== Objective ==
Gather all lines in the records below that include the word "ylabel".

== Task material ==
-- Start --
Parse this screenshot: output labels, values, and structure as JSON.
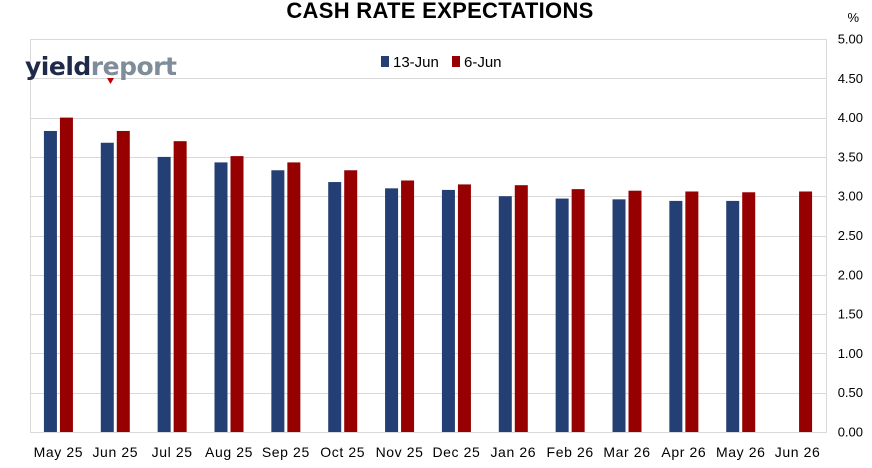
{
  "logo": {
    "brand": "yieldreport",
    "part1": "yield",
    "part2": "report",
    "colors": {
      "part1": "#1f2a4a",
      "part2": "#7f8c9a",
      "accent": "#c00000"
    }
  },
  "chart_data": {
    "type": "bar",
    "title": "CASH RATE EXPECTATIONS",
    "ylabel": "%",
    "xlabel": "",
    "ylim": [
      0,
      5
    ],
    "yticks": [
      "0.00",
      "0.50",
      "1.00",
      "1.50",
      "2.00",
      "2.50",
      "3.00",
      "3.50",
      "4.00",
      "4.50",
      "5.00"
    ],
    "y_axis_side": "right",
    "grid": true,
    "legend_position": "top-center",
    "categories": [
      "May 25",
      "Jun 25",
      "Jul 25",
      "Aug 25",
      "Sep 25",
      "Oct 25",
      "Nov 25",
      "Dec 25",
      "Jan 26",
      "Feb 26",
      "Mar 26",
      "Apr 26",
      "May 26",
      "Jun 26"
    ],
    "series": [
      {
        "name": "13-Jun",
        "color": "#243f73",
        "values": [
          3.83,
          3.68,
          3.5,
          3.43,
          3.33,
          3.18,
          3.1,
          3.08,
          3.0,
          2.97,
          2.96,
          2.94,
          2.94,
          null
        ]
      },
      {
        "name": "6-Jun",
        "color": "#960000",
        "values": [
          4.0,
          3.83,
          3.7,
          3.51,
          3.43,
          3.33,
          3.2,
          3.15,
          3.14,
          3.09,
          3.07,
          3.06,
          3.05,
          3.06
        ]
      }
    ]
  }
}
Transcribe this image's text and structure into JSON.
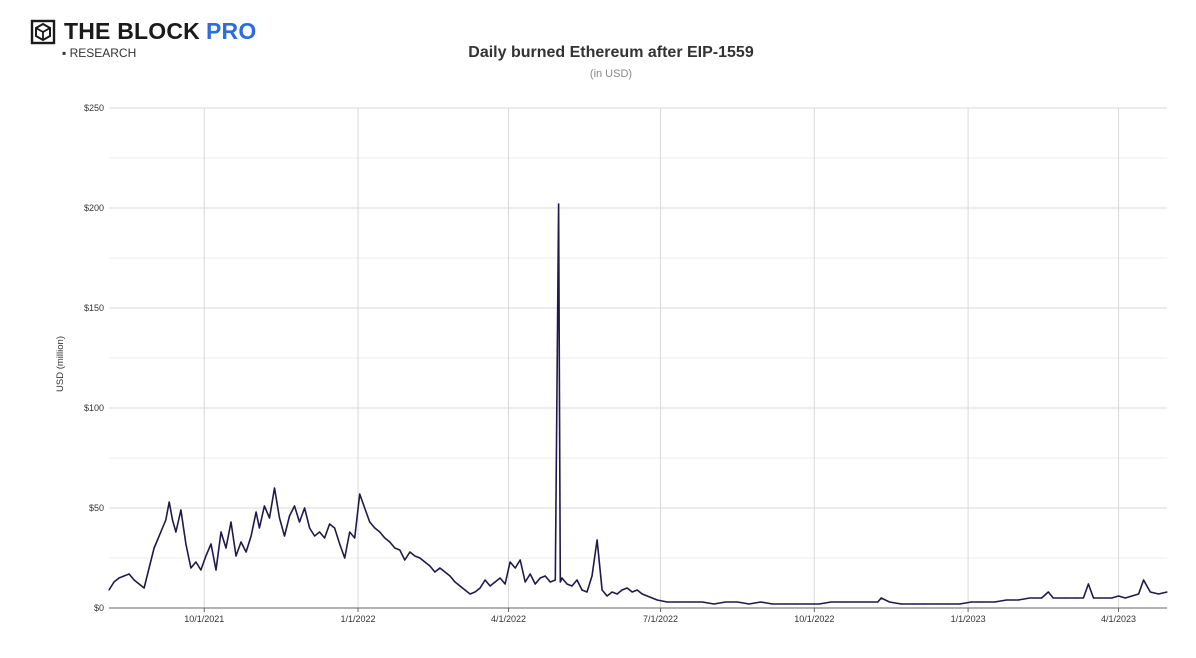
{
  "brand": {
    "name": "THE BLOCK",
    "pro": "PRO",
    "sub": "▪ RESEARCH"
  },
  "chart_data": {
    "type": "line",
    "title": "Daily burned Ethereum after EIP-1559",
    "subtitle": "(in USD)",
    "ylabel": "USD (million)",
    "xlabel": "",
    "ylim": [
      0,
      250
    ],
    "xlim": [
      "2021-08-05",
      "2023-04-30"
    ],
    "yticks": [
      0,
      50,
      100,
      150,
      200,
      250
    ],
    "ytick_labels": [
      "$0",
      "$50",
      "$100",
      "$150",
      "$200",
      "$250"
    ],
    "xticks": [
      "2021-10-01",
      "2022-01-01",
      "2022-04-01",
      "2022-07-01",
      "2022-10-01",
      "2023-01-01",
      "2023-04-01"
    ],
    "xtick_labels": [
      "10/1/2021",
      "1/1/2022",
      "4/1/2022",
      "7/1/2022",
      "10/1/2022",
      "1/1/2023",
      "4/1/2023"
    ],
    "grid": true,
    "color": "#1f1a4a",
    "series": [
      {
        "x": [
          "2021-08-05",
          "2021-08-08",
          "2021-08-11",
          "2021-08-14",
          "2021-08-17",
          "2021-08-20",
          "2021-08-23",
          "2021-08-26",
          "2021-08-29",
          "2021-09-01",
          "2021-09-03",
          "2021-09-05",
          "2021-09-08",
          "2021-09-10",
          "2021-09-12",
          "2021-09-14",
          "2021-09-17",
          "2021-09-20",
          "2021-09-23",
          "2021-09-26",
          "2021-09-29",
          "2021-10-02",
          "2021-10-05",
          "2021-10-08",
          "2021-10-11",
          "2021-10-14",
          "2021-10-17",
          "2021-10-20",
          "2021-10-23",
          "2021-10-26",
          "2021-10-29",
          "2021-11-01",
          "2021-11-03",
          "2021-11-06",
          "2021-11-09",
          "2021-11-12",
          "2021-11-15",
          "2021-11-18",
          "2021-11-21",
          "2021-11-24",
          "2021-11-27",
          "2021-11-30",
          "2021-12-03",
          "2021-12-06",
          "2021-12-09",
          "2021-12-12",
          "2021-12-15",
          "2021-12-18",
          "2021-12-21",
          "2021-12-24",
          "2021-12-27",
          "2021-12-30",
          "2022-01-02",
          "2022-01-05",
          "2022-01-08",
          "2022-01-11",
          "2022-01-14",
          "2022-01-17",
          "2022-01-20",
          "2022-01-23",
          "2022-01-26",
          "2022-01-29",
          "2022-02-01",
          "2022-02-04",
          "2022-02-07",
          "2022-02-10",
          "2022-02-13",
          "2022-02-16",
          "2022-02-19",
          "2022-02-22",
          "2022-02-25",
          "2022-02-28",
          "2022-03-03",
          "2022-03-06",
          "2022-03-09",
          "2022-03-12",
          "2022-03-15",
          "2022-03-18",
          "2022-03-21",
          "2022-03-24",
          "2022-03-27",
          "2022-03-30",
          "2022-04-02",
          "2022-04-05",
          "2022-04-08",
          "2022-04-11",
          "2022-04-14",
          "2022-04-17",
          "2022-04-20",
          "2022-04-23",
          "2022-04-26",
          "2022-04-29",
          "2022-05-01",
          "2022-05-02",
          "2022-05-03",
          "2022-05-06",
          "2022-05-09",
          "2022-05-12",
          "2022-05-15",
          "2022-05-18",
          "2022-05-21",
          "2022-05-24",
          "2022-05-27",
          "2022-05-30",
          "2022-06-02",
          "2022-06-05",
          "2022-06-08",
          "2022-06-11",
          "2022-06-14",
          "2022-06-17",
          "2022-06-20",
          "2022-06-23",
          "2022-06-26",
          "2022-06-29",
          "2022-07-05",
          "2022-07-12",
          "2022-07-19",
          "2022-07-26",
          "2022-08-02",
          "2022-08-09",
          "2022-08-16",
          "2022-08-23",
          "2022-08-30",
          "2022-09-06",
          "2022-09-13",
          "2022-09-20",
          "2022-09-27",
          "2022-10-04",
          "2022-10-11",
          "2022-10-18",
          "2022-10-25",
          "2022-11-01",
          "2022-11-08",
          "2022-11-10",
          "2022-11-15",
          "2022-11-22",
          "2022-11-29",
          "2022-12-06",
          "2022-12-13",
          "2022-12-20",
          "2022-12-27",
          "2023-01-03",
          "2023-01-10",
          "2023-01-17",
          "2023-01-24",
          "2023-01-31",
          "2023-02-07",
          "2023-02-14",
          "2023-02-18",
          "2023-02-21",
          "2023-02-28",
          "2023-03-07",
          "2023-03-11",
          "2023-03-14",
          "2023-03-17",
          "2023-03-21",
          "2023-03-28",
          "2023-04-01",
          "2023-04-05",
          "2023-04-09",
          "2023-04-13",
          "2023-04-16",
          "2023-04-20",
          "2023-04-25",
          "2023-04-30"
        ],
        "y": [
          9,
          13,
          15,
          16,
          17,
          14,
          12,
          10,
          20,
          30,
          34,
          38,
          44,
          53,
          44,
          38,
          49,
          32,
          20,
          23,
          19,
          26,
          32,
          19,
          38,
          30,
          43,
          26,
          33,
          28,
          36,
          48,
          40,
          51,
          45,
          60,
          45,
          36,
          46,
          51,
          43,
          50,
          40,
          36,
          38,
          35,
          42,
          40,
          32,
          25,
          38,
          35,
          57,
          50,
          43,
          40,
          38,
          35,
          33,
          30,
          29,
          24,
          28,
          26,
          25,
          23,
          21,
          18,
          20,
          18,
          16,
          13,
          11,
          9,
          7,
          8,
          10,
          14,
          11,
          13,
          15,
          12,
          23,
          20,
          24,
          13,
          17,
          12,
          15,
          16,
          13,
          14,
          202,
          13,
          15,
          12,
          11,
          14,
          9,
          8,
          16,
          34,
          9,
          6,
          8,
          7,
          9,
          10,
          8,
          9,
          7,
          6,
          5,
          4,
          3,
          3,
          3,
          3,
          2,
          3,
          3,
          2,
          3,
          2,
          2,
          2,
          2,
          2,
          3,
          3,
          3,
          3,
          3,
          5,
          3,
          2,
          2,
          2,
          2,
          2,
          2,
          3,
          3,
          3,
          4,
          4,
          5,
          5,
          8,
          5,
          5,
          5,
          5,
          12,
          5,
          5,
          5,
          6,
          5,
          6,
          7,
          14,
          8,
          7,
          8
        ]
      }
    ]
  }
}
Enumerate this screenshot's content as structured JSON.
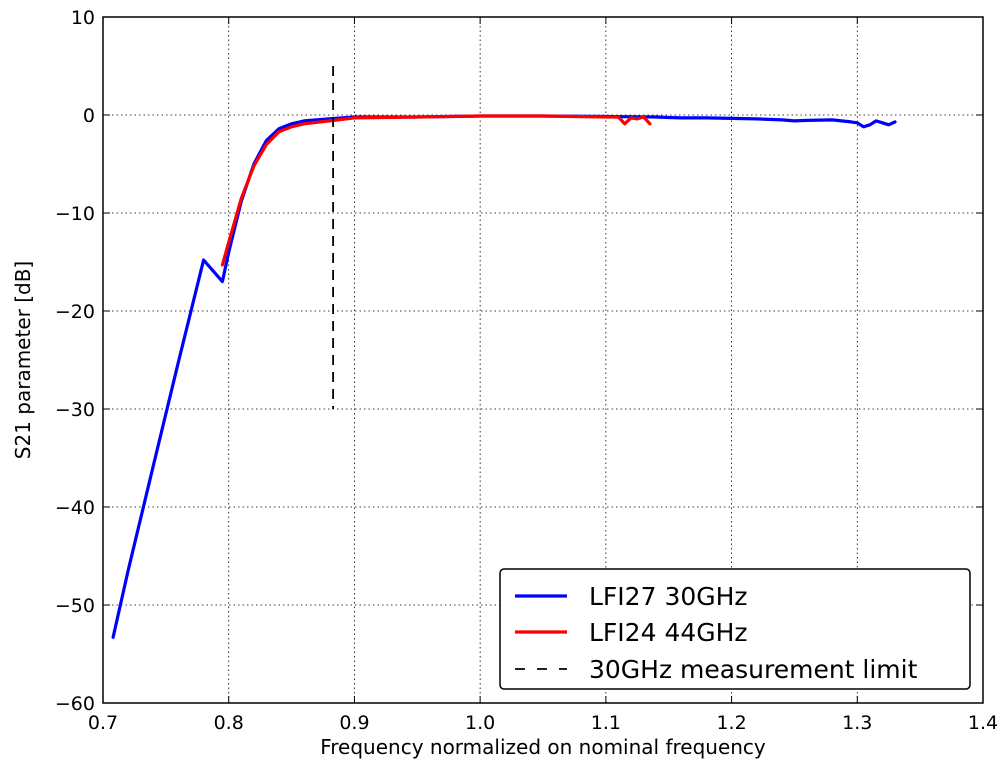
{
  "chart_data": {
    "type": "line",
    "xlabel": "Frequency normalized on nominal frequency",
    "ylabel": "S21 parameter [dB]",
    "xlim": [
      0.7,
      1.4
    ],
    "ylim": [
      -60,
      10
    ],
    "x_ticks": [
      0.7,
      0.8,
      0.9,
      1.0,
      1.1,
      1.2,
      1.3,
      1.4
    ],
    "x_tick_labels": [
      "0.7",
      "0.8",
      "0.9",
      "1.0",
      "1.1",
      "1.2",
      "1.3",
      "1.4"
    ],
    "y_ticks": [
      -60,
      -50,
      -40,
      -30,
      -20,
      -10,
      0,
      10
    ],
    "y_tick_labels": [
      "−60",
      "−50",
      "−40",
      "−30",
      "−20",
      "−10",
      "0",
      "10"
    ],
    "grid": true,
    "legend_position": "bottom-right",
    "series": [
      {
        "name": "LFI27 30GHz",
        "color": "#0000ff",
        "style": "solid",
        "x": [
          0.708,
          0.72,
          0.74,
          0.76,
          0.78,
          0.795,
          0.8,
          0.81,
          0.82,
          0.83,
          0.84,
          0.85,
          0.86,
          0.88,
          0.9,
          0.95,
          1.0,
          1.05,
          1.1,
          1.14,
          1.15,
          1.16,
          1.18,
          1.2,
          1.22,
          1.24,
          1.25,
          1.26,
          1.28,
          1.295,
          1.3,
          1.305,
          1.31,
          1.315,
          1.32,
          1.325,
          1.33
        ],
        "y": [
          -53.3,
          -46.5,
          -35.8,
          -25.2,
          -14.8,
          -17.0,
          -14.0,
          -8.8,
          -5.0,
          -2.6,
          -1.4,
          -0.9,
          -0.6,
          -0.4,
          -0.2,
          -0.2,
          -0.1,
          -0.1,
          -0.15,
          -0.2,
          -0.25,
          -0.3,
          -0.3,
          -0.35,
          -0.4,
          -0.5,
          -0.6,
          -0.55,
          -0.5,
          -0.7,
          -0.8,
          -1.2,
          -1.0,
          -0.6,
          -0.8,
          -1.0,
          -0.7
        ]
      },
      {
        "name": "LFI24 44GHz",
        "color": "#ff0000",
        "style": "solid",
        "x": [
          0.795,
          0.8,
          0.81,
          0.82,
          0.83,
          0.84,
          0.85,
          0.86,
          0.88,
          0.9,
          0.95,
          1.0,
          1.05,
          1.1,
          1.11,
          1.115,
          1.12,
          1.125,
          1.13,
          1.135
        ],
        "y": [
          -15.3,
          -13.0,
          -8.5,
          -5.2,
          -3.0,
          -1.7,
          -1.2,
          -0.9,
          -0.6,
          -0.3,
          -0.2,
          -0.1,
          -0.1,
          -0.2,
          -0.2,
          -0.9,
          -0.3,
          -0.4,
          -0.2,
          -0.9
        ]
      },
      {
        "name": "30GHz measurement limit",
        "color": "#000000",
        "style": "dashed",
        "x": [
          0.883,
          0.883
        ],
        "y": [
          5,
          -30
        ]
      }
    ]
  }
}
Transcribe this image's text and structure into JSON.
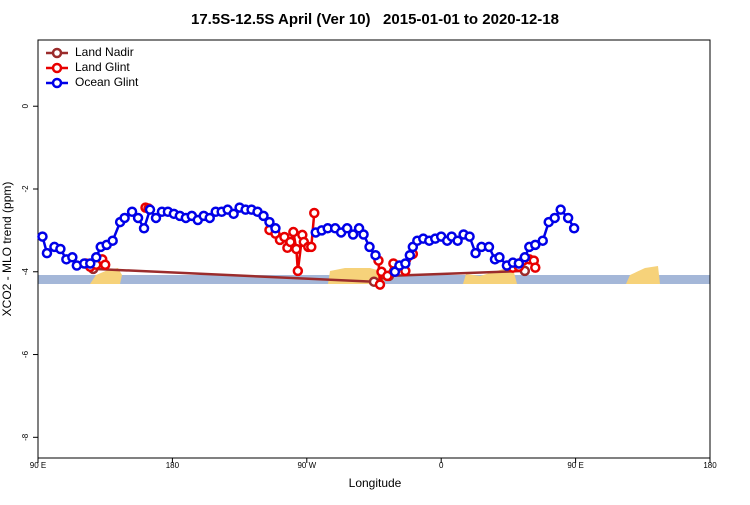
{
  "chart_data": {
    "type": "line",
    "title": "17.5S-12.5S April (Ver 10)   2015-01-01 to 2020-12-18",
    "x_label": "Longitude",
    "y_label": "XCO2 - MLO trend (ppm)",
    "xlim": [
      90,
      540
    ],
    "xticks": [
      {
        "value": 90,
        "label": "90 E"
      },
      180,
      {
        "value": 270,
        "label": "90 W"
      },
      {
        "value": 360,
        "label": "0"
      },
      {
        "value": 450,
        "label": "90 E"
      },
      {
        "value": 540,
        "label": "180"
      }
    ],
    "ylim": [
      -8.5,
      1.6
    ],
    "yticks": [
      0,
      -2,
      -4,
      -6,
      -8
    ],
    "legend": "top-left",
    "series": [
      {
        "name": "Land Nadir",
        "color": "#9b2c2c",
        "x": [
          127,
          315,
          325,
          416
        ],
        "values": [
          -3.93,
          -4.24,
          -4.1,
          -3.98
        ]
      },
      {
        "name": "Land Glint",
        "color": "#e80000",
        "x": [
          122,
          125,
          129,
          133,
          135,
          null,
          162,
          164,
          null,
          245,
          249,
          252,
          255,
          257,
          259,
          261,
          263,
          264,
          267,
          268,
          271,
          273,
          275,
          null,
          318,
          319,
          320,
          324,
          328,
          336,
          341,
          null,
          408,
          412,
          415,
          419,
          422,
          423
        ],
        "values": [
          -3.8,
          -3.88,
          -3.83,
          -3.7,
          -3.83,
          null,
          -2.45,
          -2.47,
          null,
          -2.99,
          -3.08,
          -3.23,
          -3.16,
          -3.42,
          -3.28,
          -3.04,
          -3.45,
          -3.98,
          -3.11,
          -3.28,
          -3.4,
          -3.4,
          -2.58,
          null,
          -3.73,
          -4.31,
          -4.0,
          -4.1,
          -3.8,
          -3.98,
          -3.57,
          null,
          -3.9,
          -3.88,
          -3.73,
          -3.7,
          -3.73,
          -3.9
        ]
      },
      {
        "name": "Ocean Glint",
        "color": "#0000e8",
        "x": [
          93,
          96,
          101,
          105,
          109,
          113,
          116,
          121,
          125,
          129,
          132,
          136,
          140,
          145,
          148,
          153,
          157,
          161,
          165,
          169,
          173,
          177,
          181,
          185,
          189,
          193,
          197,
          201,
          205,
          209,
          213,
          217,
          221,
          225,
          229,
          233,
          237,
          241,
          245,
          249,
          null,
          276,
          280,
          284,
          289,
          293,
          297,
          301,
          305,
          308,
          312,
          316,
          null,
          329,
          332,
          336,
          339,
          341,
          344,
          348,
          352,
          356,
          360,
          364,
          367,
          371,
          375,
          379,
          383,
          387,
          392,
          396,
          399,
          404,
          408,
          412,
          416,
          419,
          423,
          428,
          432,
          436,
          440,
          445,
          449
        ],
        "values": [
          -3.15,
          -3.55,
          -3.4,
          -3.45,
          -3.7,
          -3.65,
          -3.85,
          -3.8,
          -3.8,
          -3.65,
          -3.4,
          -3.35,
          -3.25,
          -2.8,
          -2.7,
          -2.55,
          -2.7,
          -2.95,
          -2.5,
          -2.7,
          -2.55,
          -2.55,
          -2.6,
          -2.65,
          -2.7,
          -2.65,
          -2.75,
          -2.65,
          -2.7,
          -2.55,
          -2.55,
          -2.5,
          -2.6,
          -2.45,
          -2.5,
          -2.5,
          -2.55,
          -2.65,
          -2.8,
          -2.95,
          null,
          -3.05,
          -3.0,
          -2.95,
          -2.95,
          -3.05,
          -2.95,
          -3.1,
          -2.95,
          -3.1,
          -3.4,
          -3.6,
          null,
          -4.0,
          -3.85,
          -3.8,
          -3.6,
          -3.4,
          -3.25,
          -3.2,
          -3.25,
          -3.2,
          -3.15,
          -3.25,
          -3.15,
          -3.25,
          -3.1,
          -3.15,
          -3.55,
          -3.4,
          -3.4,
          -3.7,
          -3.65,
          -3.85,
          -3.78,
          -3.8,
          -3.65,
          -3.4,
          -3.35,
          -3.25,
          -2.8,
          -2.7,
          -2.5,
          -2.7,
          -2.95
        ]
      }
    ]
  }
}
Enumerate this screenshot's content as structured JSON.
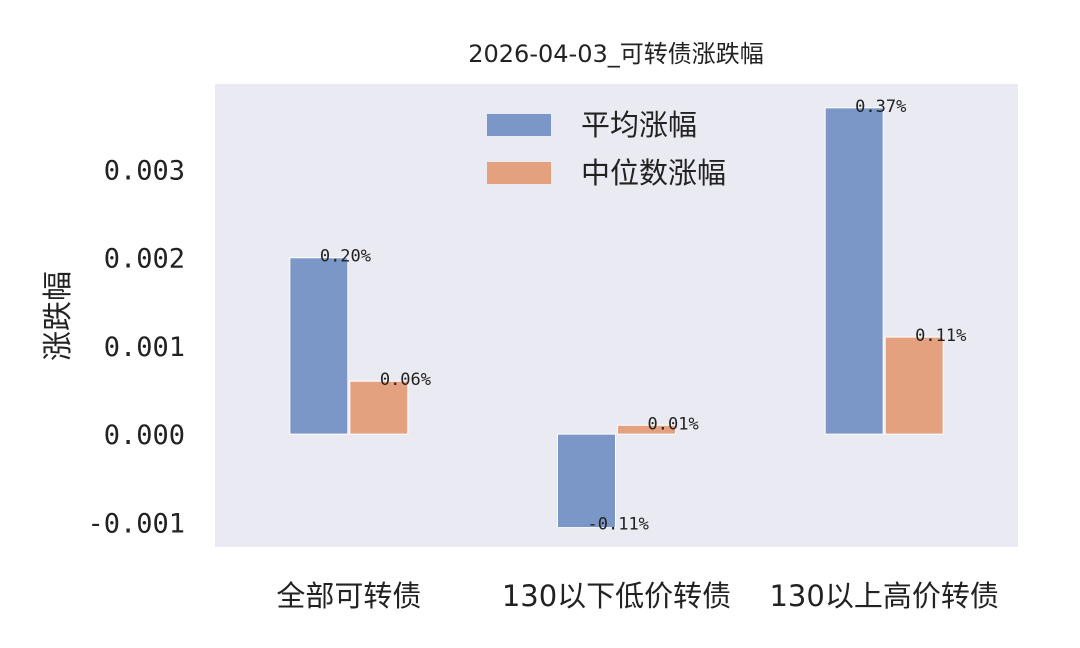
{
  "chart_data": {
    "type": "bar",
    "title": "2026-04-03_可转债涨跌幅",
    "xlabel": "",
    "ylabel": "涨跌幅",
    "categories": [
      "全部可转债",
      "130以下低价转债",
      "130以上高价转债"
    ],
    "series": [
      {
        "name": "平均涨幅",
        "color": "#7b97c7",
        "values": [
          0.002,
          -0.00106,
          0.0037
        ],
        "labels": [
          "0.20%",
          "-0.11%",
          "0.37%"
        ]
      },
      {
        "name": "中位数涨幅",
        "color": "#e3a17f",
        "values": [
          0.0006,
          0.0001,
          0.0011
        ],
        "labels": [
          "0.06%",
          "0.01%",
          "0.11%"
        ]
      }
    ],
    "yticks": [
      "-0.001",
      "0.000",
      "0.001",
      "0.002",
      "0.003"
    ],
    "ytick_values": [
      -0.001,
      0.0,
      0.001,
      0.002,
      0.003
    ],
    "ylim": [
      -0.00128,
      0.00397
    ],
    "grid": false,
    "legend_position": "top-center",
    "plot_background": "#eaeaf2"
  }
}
-- End --
== Solution for this task ==
    "ylabel": "%",
    "ylabel": "USD (million)",
    "ylabel": "S21 parameter [dB]",
    "ylabel": "涨跌幅",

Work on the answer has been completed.